- **WORK TO BE COMPLETED**
Repeat every record below exactly, leaving out the pictures.

** start of TASK MATERIAL **

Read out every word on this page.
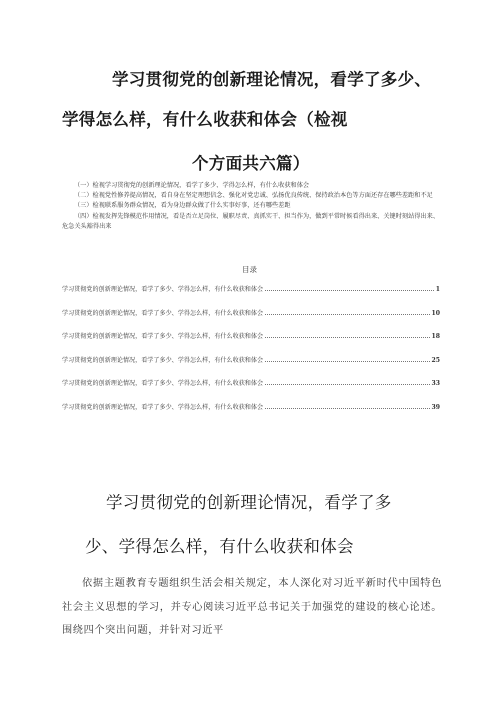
学习贯彻党的创新理论情况，看学了多少、
学得怎么样，有什么收获和体会（检视
个方面共六篇）

（一）检视学习贯彻党的创新理论情况，看学了多少、学得怎么样，有什么收获和体会

（二）检视党性修养提高情况，看自身在坚定理想信念、强化对党忠诚、弘扬优良传统、保持政治本色等方面还存在哪些差距和不足

（三）检视联系服务群众情况，看为身边群众做了什么实事好事，还有哪些差距

（四）检视发挥先锋模范作用情况，看是否立足岗位、履职尽责、真抓实干、担当作为，做到平常时候看得出来、关键时刻站得出来、危急关头豁得出来

目录
学习贯彻党的创新理论情况，看学了多少、学得怎么样，有什么收获和体会	1
学习贯彻党的创新理论情况，看学了多少、学得怎么样，有什么收获和体会	10
学习贯彻党的创新理论情况，看学了多少、学得怎么样，有什么收获和体会	18
学习贯彻党的创新理论情况，看学了多少、学得怎么样，有什么收获和体会	25
学习贯彻党的创新理论情况，看学了多少、学得怎么样，有什么收获和体会	33
学习贯彻党的创新理论情况，看学了多少、学得怎么样，有什么收获和体会	39
学习贯彻党的创新理论情况，看学了多
少、学得怎么样，有什么收获和体会
依据主题教育专题组织生活会相关规定，本人深化对习近平新时代中国特色社会主义思想的学习，并专心阅读习近平总书记关于加强党的建设的核心论述。围绕四个突出问题，并针对习近平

** end of TASK MATERIAL **

- **OUTPUT OF THE EXERCISE**
Read out every word on this page.
学习贯彻党的创新理论情况，看学了多少、
学得怎么样，有什么收获和体会（检视
个方面共六篇）

（一）检视学习贯彻党的创新理论情况，看学了多少、学得怎么样，有什么收获和体会

（二）检视党性修养提高情况，看自身在坚定理想信念、强化对党忠诚、弘扬优良传统、保持政治本色等方面还存在哪些差距和不足

（三）检视联系服务群众情况，看为身边群众做了什么实事好事，还有哪些差距

（四）检视发挥先锋模范作用情况，看是否立足岗位、履职尽责、真抓实干、担当作为，做到平常时候看得出来、关键时刻站得出来、危急关头豁得出来

目录
学习贯彻党的创新理论情况，看学了多少、学得怎么样，有什么收获和体会	1
学习贯彻党的创新理论情况，看学了多少、学得怎么样，有什么收获和体会	10
学习贯彻党的创新理论情况，看学了多少、学得怎么样，有什么收获和体会	18
学习贯彻党的创新理论情况，看学了多少、学得怎么样，有什么收获和体会	25
学习贯彻党的创新理论情况，看学了多少、学得怎么样，有什么收获和体会	33
学习贯彻党的创新理论情况，看学了多少、学得怎么样，有什么收获和体会	39
学习贯彻党的创新理论情况，看学了多
少、学得怎么样，有什么收获和体会
依据主题教育专题组织生活会相关规定，本人深化对习近平新时代中国特色社会主义思想的学习，并专心阅读习近平总书记关于加强党的建设的核心论述。围绕四个突出问题，并针对习近平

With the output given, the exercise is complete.